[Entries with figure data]
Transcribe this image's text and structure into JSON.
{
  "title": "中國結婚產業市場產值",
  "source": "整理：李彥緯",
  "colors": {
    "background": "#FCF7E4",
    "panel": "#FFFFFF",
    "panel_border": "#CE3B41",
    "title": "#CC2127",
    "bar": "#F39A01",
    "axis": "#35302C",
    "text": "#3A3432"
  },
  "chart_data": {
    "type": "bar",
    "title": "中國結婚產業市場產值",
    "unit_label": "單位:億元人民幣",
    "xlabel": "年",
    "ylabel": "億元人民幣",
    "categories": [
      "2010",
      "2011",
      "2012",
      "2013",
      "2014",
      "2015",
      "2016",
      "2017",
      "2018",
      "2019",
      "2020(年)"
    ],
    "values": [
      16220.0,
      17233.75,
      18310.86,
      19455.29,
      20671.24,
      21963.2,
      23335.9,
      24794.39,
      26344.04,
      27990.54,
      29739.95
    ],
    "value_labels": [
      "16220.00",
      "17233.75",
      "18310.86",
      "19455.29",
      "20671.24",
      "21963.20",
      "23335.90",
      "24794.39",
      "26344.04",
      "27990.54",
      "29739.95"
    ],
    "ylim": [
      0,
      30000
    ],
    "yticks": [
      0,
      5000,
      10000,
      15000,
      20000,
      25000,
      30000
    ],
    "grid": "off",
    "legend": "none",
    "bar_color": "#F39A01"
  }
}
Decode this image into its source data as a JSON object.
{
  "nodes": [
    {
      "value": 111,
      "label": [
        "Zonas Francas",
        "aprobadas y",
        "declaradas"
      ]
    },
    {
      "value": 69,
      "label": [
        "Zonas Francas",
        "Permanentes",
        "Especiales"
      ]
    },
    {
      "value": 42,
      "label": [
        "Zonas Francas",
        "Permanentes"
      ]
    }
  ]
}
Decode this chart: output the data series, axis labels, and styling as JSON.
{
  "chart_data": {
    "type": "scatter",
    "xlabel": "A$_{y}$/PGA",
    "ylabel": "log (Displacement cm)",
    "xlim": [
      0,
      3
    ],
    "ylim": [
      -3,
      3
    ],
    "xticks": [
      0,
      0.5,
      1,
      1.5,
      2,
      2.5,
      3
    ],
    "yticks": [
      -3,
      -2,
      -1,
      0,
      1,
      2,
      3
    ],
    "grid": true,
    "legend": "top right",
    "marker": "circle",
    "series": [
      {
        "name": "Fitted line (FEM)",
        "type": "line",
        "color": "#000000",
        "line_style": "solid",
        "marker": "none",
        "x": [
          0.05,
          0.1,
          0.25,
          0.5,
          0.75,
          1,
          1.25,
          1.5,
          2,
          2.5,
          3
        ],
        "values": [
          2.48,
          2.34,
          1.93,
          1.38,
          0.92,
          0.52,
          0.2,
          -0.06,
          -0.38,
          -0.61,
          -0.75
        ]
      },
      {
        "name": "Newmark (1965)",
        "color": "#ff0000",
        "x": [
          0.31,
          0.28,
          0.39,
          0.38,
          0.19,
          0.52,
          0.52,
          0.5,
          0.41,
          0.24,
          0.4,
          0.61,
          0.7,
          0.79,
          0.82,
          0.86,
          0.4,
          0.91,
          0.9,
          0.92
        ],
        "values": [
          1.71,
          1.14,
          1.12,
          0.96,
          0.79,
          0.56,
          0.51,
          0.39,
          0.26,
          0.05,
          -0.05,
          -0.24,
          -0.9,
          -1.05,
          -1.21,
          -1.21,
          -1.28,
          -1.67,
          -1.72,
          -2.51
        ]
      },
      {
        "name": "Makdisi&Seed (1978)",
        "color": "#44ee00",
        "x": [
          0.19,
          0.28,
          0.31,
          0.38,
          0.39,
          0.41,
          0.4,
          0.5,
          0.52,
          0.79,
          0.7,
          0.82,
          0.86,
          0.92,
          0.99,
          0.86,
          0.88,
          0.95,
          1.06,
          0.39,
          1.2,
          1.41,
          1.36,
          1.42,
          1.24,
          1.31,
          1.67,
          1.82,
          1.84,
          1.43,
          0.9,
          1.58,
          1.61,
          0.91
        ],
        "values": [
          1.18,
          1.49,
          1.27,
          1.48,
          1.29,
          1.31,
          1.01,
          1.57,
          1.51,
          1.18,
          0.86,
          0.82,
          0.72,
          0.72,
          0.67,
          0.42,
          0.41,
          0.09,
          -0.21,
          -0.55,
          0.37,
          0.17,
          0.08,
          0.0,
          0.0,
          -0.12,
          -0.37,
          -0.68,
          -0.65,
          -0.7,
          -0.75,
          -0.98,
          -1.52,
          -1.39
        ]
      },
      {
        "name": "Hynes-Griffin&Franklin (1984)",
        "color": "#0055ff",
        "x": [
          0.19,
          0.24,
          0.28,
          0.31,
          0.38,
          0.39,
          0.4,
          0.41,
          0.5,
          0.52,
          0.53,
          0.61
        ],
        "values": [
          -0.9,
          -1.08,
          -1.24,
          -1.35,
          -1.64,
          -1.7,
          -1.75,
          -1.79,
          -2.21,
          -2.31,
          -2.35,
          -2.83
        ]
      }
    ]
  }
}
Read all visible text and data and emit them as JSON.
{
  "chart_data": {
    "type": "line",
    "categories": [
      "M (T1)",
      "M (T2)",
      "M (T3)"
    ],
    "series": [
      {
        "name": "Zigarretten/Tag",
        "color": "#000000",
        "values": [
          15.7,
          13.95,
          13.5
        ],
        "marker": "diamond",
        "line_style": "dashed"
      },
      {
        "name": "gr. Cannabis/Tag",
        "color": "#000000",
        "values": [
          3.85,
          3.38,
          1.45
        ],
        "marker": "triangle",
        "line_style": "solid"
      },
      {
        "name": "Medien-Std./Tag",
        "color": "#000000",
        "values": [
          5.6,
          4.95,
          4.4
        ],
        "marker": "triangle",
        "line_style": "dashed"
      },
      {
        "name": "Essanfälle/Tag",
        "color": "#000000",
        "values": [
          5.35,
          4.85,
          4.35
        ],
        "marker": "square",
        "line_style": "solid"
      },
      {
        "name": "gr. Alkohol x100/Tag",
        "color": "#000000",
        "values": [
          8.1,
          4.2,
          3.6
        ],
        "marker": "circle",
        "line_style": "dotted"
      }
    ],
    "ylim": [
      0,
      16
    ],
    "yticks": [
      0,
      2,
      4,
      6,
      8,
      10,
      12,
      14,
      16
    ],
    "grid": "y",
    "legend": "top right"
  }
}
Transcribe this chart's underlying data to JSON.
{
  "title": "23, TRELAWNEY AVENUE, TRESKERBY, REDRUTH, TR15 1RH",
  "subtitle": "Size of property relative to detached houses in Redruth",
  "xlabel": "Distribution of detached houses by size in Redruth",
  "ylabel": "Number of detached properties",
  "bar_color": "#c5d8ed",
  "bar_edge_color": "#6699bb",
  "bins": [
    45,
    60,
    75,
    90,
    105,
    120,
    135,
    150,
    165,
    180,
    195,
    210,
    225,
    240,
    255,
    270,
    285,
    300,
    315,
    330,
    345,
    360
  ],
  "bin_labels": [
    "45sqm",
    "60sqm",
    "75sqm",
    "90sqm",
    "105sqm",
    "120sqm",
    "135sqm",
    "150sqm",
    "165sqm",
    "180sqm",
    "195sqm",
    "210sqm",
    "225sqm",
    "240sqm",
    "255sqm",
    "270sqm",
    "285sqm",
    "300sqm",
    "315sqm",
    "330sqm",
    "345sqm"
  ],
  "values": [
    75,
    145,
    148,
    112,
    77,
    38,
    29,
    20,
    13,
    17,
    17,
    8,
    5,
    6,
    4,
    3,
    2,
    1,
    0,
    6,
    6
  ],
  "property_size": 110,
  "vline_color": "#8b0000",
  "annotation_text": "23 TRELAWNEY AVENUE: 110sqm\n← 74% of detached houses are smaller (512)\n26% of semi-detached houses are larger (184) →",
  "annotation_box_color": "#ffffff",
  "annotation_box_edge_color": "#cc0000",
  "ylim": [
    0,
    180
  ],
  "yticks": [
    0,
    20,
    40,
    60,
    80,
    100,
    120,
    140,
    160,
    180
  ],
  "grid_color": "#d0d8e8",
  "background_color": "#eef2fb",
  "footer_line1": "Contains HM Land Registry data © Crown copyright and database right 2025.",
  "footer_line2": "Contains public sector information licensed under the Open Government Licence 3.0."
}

» Your task: Output the line that contains "Transcribe this chart's", followed by every later line in the listing, with no line omitted and none added.

» Written solution:
Transcribe this chart's underlying data to JSON.
{
  "title": "23, TRELAWNEY AVENUE, TRESKERBY, REDRUTH, TR15 1RH",
  "subtitle": "Size of property relative to detached houses in Redruth",
  "xlabel": "Distribution of detached houses by size in Redruth",
  "ylabel": "Number of detached properties",
  "bar_color": "#c5d8ed",
  "bar_edge_color": "#6699bb",
  "bins": [
    45,
    60,
    75,
    90,
    105,
    120,
    135,
    150,
    165,
    180,
    195,
    210,
    225,
    240,
    255,
    270,
    285,
    300,
    315,
    330,
    345,
    360
  ],
  "bin_labels": [
    "45sqm",
    "60sqm",
    "75sqm",
    "90sqm",
    "105sqm",
    "120sqm",
    "135sqm",
    "150sqm",
    "165sqm",
    "180sqm",
    "195sqm",
    "210sqm",
    "225sqm",
    "240sqm",
    "255sqm",
    "270sqm",
    "285sqm",
    "300sqm",
    "315sqm",
    "330sqm",
    "345sqm"
  ],
  "values": [
    75,
    145,
    148,
    112,
    77,
    38,
    29,
    20,
    13,
    17,
    17,
    8,
    5,
    6,
    4,
    3,
    2,
    1,
    0,
    6,
    6
  ],
  "property_size": 110,
  "vline_color": "#8b0000",
  "annotation_text": "23 TRELAWNEY AVENUE: 110sqm\n← 74% of detached houses are smaller (512)\n26% of semi-detached houses are larger (184) →",
  "annotation_box_color": "#ffffff",
  "annotation_box_edge_color": "#cc0000",
  "ylim": [
    0,
    180
  ],
  "yticks": [
    0,
    20,
    40,
    60,
    80,
    100,
    120,
    140,
    160,
    180
  ],
  "grid_color": "#d0d8e8",
  "background_color": "#eef2fb",
  "footer_line1": "Contains HM Land Registry data © Crown copyright and database right 2025.",
  "footer_line2": "Contains public sector information licensed under the Open Government Licence 3.0."
}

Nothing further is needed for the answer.